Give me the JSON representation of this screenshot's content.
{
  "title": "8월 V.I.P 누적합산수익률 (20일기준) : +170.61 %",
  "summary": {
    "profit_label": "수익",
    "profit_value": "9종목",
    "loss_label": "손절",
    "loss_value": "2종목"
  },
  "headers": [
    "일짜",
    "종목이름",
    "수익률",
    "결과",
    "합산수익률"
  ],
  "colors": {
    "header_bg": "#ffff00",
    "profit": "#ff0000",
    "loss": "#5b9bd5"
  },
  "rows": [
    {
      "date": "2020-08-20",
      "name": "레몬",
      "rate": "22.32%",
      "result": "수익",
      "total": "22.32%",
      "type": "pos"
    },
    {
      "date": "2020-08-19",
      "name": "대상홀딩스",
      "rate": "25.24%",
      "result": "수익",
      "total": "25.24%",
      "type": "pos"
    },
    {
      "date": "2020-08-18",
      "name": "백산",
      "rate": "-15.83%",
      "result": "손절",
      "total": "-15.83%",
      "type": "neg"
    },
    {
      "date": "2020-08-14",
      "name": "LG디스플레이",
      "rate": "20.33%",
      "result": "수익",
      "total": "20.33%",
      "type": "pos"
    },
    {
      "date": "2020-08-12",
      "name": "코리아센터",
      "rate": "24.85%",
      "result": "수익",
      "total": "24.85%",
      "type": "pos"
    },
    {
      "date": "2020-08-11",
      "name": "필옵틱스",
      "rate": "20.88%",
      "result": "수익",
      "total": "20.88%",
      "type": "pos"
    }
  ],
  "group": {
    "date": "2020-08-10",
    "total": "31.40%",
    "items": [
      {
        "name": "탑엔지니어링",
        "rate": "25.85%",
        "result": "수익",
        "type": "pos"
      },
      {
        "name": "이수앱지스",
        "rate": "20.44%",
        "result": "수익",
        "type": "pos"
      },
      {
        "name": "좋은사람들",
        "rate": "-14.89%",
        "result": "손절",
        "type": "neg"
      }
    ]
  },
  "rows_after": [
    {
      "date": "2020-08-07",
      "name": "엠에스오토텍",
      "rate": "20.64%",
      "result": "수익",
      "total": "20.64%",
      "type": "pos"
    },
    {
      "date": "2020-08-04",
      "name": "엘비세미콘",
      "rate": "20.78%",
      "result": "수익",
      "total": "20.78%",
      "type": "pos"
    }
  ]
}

### GIVEN TASK
Find the word "total" and list each line it appears in.

### SOLUTION TO THE EXERCISE
      "total": "22.32%",
      "total": "25.24%",
      "total": "-15.83%",
      "total": "20.33%",
      "total": "24.85%",
      "total": "20.88%",
    "total": "31.40%",
      "total": "20.64%",
      "total": "20.78%",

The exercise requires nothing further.